**Work required**
Output every entry exactly as written, skipping any pictures.

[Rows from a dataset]
⟨

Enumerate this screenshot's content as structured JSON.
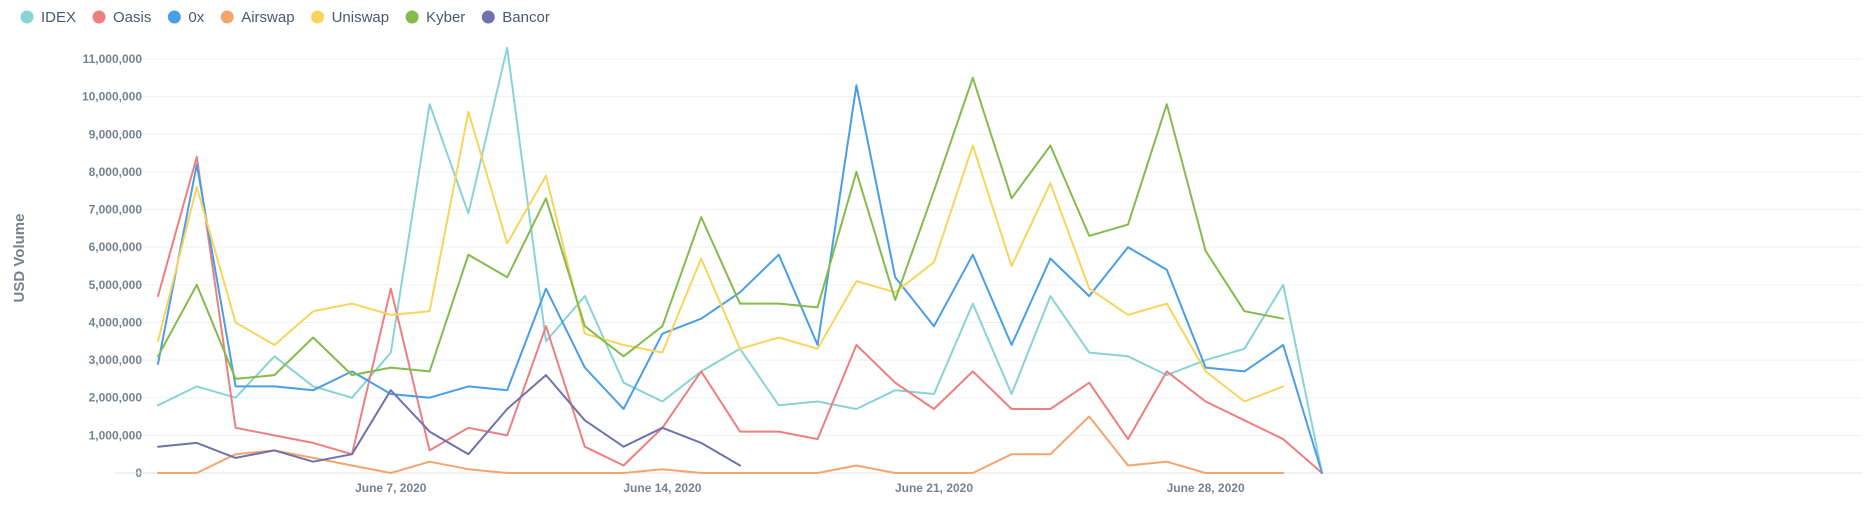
{
  "chart_data": {
    "type": "line",
    "title": "",
    "xlabel": "",
    "ylabel": "USD Volume",
    "ylim": [
      0,
      11000000
    ],
    "grid": true,
    "legend_position": "top-left",
    "x_start_date": "2020-06-01",
    "x": [
      "2020-06-01",
      "2020-06-02",
      "2020-06-03",
      "2020-06-04",
      "2020-06-05",
      "2020-06-06",
      "2020-06-07",
      "2020-06-08",
      "2020-06-09",
      "2020-06-10",
      "2020-06-11",
      "2020-06-12",
      "2020-06-13",
      "2020-06-14",
      "2020-06-15",
      "2020-06-16",
      "2020-06-17",
      "2020-06-18",
      "2020-06-19",
      "2020-06-20",
      "2020-06-21",
      "2020-06-22",
      "2020-06-23",
      "2020-06-24",
      "2020-06-25",
      "2020-06-26",
      "2020-06-27",
      "2020-06-28",
      "2020-06-29",
      "2020-06-30",
      "2020-07-01"
    ],
    "x_ticks": [
      {
        "date": "2020-06-07",
        "label": "June 7, 2020"
      },
      {
        "date": "2020-06-14",
        "label": "June 14, 2020"
      },
      {
        "date": "2020-06-21",
        "label": "June 21, 2020"
      },
      {
        "date": "2020-06-28",
        "label": "June 28, 2020"
      }
    ],
    "y_ticks": [
      {
        "value": 0,
        "label": "0"
      },
      {
        "value": 1000000,
        "label": "1,000,000"
      },
      {
        "value": 2000000,
        "label": "2,000,000"
      },
      {
        "value": 3000000,
        "label": "3,000,000"
      },
      {
        "value": 4000000,
        "label": "4,000,000"
      },
      {
        "value": 5000000,
        "label": "5,000,000"
      },
      {
        "value": 6000000,
        "label": "6,000,000"
      },
      {
        "value": 7000000,
        "label": "7,000,000"
      },
      {
        "value": 8000000,
        "label": "8,000,000"
      },
      {
        "value": 9000000,
        "label": "9,000,000"
      },
      {
        "value": 10000000,
        "label": "10,000,000"
      },
      {
        "value": 11000000,
        "label": "11,000,000"
      }
    ],
    "series": [
      {
        "name": "IDEX",
        "color": "#88d3d6",
        "values": [
          1800000,
          2300000,
          2000000,
          3100000,
          2300000,
          2000000,
          3200000,
          9800000,
          6900000,
          11300000,
          3500000,
          4700000,
          2400000,
          1900000,
          2700000,
          3300000,
          1800000,
          1900000,
          1700000,
          2200000,
          2100000,
          4500000,
          2100000,
          4700000,
          3200000,
          3100000,
          2600000,
          3000000,
          3300000,
          5000000,
          0
        ]
      },
      {
        "name": "Oasis",
        "color": "#ee7f7f",
        "values": [
          4700000,
          8400000,
          1200000,
          1000000,
          800000,
          500000,
          4900000,
          600000,
          1200000,
          1000000,
          3900000,
          700000,
          200000,
          1200000,
          2700000,
          1100000,
          1100000,
          900000,
          3400000,
          2400000,
          1700000,
          2700000,
          1700000,
          1700000,
          2400000,
          900000,
          2700000,
          1900000,
          1400000,
          900000,
          0
        ]
      },
      {
        "name": "0x",
        "color": "#4a9ee6",
        "values": [
          2900000,
          8200000,
          2300000,
          2300000,
          2200000,
          2700000,
          2100000,
          2000000,
          2300000,
          2200000,
          4900000,
          2800000,
          1700000,
          3700000,
          4100000,
          4800000,
          5800000,
          3400000,
          10300000,
          5200000,
          3900000,
          5800000,
          3400000,
          5700000,
          4700000,
          6000000,
          5400000,
          2800000,
          2700000,
          3400000,
          0
        ]
      },
      {
        "name": "Airswap",
        "color": "#f3a56d",
        "values": [
          0,
          0,
          500000,
          600000,
          400000,
          200000,
          0,
          300000,
          100000,
          0,
          0,
          0,
          0,
          100000,
          0,
          0,
          0,
          0,
          200000,
          0,
          0,
          0,
          500000,
          500000,
          1500000,
          200000,
          300000,
          0,
          0,
          0,
          null
        ]
      },
      {
        "name": "Uniswap",
        "color": "#f9d45c",
        "values": [
          3500000,
          7600000,
          4000000,
          3400000,
          4300000,
          4500000,
          4200000,
          4300000,
          9600000,
          6100000,
          7900000,
          3700000,
          3400000,
          3200000,
          5700000,
          3300000,
          3600000,
          3300000,
          5100000,
          4800000,
          5600000,
          8700000,
          5500000,
          7700000,
          4900000,
          4200000,
          4500000,
          2700000,
          1900000,
          2300000,
          null
        ]
      },
      {
        "name": "Kyber",
        "color": "#84bb4c",
        "values": [
          3100000,
          5000000,
          2500000,
          2600000,
          3600000,
          2600000,
          2800000,
          2700000,
          5800000,
          5200000,
          7300000,
          3900000,
          3100000,
          3900000,
          6800000,
          4500000,
          4500000,
          4400000,
          8000000,
          4600000,
          7500000,
          10500000,
          7300000,
          8700000,
          6300000,
          6600000,
          9800000,
          5900000,
          4300000,
          4100000,
          null
        ]
      },
      {
        "name": "Bancor",
        "color": "#7172ad",
        "values": [
          700000,
          800000,
          400000,
          600000,
          300000,
          500000,
          2200000,
          1100000,
          500000,
          1700000,
          2600000,
          1400000,
          700000,
          1200000,
          800000,
          200000,
          null,
          null,
          null,
          null,
          null,
          null,
          null,
          null,
          null,
          null,
          null,
          null,
          null,
          null,
          null
        ]
      }
    ]
  }
}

⟩

**Completed task**
Enumerate this screenshot's content as structured JSON.
{
  "chart_data": {
    "type": "line",
    "title": "",
    "xlabel": "",
    "ylabel": "USD Volume",
    "ylim": [
      0,
      11000000
    ],
    "grid": true,
    "legend_position": "top-left",
    "x_start_date": "2020-06-01",
    "x": [
      "2020-06-01",
      "2020-06-02",
      "2020-06-03",
      "2020-06-04",
      "2020-06-05",
      "2020-06-06",
      "2020-06-07",
      "2020-06-08",
      "2020-06-09",
      "2020-06-10",
      "2020-06-11",
      "2020-06-12",
      "2020-06-13",
      "2020-06-14",
      "2020-06-15",
      "2020-06-16",
      "2020-06-17",
      "2020-06-18",
      "2020-06-19",
      "2020-06-20",
      "2020-06-21",
      "2020-06-22",
      "2020-06-23",
      "2020-06-24",
      "2020-06-25",
      "2020-06-26",
      "2020-06-27",
      "2020-06-28",
      "2020-06-29",
      "2020-06-30",
      "2020-07-01"
    ],
    "x_ticks": [
      {
        "date": "2020-06-07",
        "label": "June 7, 2020"
      },
      {
        "date": "2020-06-14",
        "label": "June 14, 2020"
      },
      {
        "date": "2020-06-21",
        "label": "June 21, 2020"
      },
      {
        "date": "2020-06-28",
        "label": "June 28, 2020"
      }
    ],
    "y_ticks": [
      {
        "value": 0,
        "label": "0"
      },
      {
        "value": 1000000,
        "label": "1,000,000"
      },
      {
        "value": 2000000,
        "label": "2,000,000"
      },
      {
        "value": 3000000,
        "label": "3,000,000"
      },
      {
        "value": 4000000,
        "label": "4,000,000"
      },
      {
        "value": 5000000,
        "label": "5,000,000"
      },
      {
        "value": 6000000,
        "label": "6,000,000"
      },
      {
        "value": 7000000,
        "label": "7,000,000"
      },
      {
        "value": 8000000,
        "label": "8,000,000"
      },
      {
        "value": 9000000,
        "label": "9,000,000"
      },
      {
        "value": 10000000,
        "label": "10,000,000"
      },
      {
        "value": 11000000,
        "label": "11,000,000"
      }
    ],
    "series": [
      {
        "name": "IDEX",
        "color": "#88d3d6",
        "values": [
          1800000,
          2300000,
          2000000,
          3100000,
          2300000,
          2000000,
          3200000,
          9800000,
          6900000,
          11300000,
          3500000,
          4700000,
          2400000,
          1900000,
          2700000,
          3300000,
          1800000,
          1900000,
          1700000,
          2200000,
          2100000,
          4500000,
          2100000,
          4700000,
          3200000,
          3100000,
          2600000,
          3000000,
          3300000,
          5000000,
          0
        ]
      },
      {
        "name": "Oasis",
        "color": "#ee7f7f",
        "values": [
          4700000,
          8400000,
          1200000,
          1000000,
          800000,
          500000,
          4900000,
          600000,
          1200000,
          1000000,
          3900000,
          700000,
          200000,
          1200000,
          2700000,
          1100000,
          1100000,
          900000,
          3400000,
          2400000,
          1700000,
          2700000,
          1700000,
          1700000,
          2400000,
          900000,
          2700000,
          1900000,
          1400000,
          900000,
          0
        ]
      },
      {
        "name": "0x",
        "color": "#4a9ee6",
        "values": [
          2900000,
          8200000,
          2300000,
          2300000,
          2200000,
          2700000,
          2100000,
          2000000,
          2300000,
          2200000,
          4900000,
          2800000,
          1700000,
          3700000,
          4100000,
          4800000,
          5800000,
          3400000,
          10300000,
          5200000,
          3900000,
          5800000,
          3400000,
          5700000,
          4700000,
          6000000,
          5400000,
          2800000,
          2700000,
          3400000,
          0
        ]
      },
      {
        "name": "Airswap",
        "color": "#f3a56d",
        "values": [
          0,
          0,
          500000,
          600000,
          400000,
          200000,
          0,
          300000,
          100000,
          0,
          0,
          0,
          0,
          100000,
          0,
          0,
          0,
          0,
          200000,
          0,
          0,
          0,
          500000,
          500000,
          1500000,
          200000,
          300000,
          0,
          0,
          0,
          null
        ]
      },
      {
        "name": "Uniswap",
        "color": "#f9d45c",
        "values": [
          3500000,
          7600000,
          4000000,
          3400000,
          4300000,
          4500000,
          4200000,
          4300000,
          9600000,
          6100000,
          7900000,
          3700000,
          3400000,
          3200000,
          5700000,
          3300000,
          3600000,
          3300000,
          5100000,
          4800000,
          5600000,
          8700000,
          5500000,
          7700000,
          4900000,
          4200000,
          4500000,
          2700000,
          1900000,
          2300000,
          null
        ]
      },
      {
        "name": "Kyber",
        "color": "#84bb4c",
        "values": [
          3100000,
          5000000,
          2500000,
          2600000,
          3600000,
          2600000,
          2800000,
          2700000,
          5800000,
          5200000,
          7300000,
          3900000,
          3100000,
          3900000,
          6800000,
          4500000,
          4500000,
          4400000,
          8000000,
          4600000,
          7500000,
          10500000,
          7300000,
          8700000,
          6300000,
          6600000,
          9800000,
          5900000,
          4300000,
          4100000,
          null
        ]
      },
      {
        "name": "Bancor",
        "color": "#7172ad",
        "values": [
          700000,
          800000,
          400000,
          600000,
          300000,
          500000,
          2200000,
          1100000,
          500000,
          1700000,
          2600000,
          1400000,
          700000,
          1200000,
          800000,
          200000,
          null,
          null,
          null,
          null,
          null,
          null,
          null,
          null,
          null,
          null,
          null,
          null,
          null,
          null,
          null
        ]
      }
    ]
  }
}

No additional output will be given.